| PROBLEM |
Scan the records and identify every line in which the string "times" occurs, then return those lines.

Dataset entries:
^^^^

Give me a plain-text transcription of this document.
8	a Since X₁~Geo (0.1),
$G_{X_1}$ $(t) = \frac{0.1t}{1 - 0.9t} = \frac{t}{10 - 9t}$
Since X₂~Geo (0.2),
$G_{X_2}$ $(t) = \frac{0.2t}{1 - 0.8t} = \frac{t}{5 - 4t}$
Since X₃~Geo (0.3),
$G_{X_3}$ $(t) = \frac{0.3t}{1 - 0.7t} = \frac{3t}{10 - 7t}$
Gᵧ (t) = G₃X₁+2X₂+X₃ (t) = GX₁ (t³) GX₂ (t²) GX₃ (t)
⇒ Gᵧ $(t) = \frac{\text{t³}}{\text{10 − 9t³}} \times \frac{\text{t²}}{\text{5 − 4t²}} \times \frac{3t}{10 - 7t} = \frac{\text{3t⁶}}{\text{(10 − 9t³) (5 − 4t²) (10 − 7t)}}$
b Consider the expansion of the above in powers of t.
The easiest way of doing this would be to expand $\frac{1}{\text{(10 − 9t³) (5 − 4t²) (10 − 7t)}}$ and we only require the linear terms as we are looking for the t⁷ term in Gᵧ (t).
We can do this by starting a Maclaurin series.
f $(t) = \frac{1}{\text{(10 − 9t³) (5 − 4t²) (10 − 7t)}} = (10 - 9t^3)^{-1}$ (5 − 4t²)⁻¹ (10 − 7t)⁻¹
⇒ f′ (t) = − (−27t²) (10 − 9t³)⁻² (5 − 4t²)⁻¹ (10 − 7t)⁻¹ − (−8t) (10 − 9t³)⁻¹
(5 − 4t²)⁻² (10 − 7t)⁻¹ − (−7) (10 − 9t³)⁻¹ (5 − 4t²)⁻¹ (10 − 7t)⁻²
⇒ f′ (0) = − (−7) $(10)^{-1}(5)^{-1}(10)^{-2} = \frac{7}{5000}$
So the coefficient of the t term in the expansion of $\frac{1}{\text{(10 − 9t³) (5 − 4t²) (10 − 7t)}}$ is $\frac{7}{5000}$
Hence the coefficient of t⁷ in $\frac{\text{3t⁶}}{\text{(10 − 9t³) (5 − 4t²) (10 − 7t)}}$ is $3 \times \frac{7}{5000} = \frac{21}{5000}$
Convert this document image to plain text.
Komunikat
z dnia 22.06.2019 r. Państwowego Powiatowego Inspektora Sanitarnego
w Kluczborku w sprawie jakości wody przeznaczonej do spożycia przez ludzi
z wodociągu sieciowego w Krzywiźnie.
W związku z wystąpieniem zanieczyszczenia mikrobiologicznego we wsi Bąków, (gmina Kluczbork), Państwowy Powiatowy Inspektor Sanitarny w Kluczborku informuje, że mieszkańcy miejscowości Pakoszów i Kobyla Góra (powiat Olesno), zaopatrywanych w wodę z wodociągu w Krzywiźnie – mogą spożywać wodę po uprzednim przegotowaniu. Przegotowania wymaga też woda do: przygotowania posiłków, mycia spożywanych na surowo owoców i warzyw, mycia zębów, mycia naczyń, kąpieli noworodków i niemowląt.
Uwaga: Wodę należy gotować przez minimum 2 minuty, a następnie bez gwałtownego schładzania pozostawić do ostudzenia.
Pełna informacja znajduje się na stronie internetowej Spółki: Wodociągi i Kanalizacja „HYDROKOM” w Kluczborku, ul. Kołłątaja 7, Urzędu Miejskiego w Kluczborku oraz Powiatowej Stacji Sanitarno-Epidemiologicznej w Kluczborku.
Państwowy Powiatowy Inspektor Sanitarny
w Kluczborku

^^^^

| REPLY TO THE EXERCISE |
⇒ Gᵧ $(t) = \frac{\text{t³}}{\text{10 − 9t³}} \times \frac{\text{t²}}{\text{5 − 4t²}} \times \frac{3t}{10 - 7t} = \frac{\text{3t⁶}}{\text{(10 − 9t³) (5 − 4t²) (10 − 7t)}}$
Hence the coefficient of t⁷ in $\frac{\text{3t⁶}}{\text{(10 − 9t³) (5 − 4t²) (10 − 7t)}}$ is $3 \times \frac{7}{5000} = \frac{21}{5000}$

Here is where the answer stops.